■ GAZA: Sabato la Gaza Humanitarian Foundation, sostenuta dagli Stati Uniti, ha esortato Israele a indagare sulle notizie secondo cui i soldati avrebbero aperto il fuoco contro palestinesi disarmati vicino ai siti di distribuzione degli aiuti, come riportato in un articolo di Haaretz, definendo le accuse “troppo gravi per essere ignorate” e negando che tali incidenti si siano verificati all’interno delle sue strutture.
■ OSTAGGI/CESSAZIONE DEL FUOCO: Il presidente Trump ha affermato che una tregua a Gaza potrebbe essere imminente, dichiarando ai giornalisti alla Casa Bianca: “Pensiamo che entro la prossima settimana otterremo una tregua”.

* COMPITI DA SVOLGERE
1: Stabilisci se ciascuna delle affermazioni seguenti concorda con il notiziario su Gaza, rispondendo sì o no e citando fedelmente le parole del notiziario che lo decidono. (a) La Gaza Humanitarian Foundation ha negato che gli incidenti siano avvenuti nelle sue strutture. (b) La fondazione ha definito le accuse prive di fondamento. (c) Trump ha parlato ai giornalisti al Congresso.
2: Prosegui il notiziario su Gaza a partire dalla dichiarazione di Trump con cui si chiude.

* DATI DI ORIGINE
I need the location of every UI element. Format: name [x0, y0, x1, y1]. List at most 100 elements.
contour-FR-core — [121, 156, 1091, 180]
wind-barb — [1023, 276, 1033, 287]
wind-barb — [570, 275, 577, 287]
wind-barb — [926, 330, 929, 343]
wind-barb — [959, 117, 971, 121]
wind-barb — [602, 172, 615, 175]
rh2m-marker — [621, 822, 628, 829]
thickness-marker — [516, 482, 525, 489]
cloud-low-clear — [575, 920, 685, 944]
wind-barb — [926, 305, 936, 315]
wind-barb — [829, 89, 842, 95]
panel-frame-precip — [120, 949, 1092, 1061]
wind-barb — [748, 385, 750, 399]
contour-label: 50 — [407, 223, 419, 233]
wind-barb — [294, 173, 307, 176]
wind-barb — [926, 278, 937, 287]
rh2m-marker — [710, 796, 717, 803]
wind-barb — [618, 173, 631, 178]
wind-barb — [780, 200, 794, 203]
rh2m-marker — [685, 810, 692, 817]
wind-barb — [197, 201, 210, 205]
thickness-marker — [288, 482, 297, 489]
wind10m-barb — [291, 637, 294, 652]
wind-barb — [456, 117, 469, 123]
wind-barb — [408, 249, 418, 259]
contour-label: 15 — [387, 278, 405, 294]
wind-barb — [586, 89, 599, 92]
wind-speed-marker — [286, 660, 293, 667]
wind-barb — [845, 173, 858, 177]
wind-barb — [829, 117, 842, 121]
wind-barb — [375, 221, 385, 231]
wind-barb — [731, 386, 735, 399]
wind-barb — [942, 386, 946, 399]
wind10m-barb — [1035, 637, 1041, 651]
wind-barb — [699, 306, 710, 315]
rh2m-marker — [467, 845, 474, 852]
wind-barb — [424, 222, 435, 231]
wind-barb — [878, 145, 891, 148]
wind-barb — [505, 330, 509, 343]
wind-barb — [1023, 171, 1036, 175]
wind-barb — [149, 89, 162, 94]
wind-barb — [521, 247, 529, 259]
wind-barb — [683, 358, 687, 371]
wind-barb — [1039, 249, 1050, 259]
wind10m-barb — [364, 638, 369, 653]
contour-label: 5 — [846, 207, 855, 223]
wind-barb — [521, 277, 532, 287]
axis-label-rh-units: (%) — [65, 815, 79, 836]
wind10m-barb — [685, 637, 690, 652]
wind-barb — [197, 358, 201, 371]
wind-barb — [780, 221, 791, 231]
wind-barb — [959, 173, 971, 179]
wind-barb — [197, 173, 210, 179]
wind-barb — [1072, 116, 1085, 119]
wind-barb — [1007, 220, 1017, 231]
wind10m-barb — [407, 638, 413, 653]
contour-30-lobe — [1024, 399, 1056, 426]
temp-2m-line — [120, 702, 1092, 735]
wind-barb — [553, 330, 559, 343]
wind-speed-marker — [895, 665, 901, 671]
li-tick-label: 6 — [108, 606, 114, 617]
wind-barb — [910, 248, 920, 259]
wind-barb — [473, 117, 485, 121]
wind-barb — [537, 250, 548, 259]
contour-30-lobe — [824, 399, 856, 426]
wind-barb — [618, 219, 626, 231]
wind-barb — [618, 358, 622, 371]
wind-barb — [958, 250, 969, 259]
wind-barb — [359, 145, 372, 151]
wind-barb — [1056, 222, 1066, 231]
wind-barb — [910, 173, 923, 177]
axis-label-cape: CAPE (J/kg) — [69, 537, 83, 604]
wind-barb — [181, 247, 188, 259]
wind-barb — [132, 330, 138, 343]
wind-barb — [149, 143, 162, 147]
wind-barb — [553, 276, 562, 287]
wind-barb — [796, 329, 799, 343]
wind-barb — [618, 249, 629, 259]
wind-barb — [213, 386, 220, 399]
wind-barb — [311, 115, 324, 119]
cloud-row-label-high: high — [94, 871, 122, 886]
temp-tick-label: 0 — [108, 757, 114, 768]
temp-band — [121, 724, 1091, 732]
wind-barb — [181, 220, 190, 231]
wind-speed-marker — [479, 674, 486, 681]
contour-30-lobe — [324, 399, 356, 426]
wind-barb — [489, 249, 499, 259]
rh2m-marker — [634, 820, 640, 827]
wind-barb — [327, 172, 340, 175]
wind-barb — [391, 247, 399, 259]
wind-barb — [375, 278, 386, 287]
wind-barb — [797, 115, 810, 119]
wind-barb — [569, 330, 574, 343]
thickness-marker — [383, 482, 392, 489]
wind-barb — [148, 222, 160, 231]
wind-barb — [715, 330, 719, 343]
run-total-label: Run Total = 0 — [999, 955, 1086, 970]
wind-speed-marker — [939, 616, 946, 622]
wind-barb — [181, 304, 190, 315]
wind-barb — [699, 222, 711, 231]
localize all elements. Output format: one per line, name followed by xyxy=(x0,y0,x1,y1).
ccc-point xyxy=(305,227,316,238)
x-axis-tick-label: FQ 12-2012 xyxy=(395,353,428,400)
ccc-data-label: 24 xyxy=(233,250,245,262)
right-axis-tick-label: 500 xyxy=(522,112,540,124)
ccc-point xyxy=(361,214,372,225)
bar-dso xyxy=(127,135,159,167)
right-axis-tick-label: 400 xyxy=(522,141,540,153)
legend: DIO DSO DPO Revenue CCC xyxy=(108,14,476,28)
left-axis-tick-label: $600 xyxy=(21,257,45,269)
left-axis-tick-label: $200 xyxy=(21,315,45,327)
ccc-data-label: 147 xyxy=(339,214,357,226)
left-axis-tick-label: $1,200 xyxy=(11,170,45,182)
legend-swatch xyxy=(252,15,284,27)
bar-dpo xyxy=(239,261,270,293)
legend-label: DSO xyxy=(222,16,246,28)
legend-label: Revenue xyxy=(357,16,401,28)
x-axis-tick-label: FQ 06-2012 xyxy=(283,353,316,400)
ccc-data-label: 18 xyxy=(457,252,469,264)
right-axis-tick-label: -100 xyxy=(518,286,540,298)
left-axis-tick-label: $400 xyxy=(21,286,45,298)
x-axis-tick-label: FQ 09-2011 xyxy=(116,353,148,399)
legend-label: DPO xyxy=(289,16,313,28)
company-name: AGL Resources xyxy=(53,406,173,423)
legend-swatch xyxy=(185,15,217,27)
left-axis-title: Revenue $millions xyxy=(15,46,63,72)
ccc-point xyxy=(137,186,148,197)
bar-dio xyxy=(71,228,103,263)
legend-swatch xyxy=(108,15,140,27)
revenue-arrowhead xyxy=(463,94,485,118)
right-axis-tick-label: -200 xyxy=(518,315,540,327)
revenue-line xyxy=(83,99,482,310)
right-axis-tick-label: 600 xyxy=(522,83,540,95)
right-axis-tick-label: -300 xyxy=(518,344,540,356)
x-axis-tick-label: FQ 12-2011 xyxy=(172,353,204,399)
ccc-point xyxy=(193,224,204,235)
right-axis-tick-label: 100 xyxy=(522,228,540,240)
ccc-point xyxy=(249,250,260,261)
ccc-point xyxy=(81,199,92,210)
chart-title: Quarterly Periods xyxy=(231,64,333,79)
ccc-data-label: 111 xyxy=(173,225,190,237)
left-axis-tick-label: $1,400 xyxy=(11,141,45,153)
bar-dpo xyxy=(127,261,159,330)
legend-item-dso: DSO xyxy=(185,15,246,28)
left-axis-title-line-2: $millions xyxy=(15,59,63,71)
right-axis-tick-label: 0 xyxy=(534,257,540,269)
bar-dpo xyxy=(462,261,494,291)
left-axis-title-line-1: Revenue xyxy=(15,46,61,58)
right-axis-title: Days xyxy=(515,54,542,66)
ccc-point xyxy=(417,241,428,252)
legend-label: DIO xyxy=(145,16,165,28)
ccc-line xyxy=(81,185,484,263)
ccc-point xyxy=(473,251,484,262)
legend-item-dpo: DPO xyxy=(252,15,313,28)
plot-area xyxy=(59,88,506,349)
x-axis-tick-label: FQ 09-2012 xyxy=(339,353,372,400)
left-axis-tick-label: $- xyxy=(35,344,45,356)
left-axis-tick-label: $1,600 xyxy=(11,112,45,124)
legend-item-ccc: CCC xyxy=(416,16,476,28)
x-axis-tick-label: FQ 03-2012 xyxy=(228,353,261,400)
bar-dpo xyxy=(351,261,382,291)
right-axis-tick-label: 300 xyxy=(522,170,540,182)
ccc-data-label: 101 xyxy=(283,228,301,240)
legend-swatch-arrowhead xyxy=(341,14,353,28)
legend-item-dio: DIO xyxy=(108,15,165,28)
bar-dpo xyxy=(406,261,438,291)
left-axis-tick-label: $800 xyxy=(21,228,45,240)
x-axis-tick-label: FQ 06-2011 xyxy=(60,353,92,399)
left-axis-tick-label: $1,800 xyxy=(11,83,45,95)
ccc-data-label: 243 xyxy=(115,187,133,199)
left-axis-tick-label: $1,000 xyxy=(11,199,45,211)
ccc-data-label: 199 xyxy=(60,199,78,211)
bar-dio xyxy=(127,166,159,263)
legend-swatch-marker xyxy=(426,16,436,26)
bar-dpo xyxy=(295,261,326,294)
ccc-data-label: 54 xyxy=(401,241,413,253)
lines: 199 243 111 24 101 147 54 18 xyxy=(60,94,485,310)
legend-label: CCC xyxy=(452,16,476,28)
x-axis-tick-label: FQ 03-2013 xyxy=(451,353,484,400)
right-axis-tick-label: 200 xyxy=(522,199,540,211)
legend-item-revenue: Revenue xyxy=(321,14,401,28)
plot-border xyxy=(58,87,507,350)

* RISPOSTE PER COMPITO
1:
(a) Sì: “negando che tali incidenti si siano verificati all’interno delle sue strutture”.
(b) No: “troppo gravi per essere ignorate”.
(c) No: “dichiarando ai giornalisti alla Casa Bianca”.

2:
“Negli ultimi tre anni, Teheran ha adottato una nuova strategia che pone l’accento sulle relazioni diplomatiche come mezzo per rafforzare la difesa. Ha ripreso i rapporti con gli Emirati Arabi Uniti nell’estate del 2022 e un anno dopo con l’Arabia Saudita. Ha anche cercato di riprendere i rapporti con l’Egitto. L’Iran sembrava ritenere che le nuove relazioni, che già vedevano gli Stati del Golfo contrari a un attacco contro l’Iran e che danno all’Arabia Saudita, al Qatar e agli Emirati Arabi Uniti un vantaggio nei confronti di Trump, avrebbero consentito di proseguire i colloqui con Washington evitando la guerra. Ciò si è rivelato falso, ma non cancella la convergenza di interessi tra l’Iran e il Golfo come base per la stabilità regionale” – Zvi Bar’el
■ IRAN: Il ministro degli Esteri iraniano Abbas Araghchi ha dichiarato che Teheran è disposta in linea di principio a riprendere i negoziati sul nucleare con gli Stati Uniti, ma ha invitato Trump a evitare di usare un tono irrispettoso e inaccettabile nei confronti dell’ayatollah Khamenei.
■ YEMEN: Un missile Houthi lanciato dallo Yemen verso Israele sabato mattina presto è stato “probabilmente intercettato”, ha detto l’IDF dopo che sono suonate le sirene nel sud di Israele e in Cisgiordania.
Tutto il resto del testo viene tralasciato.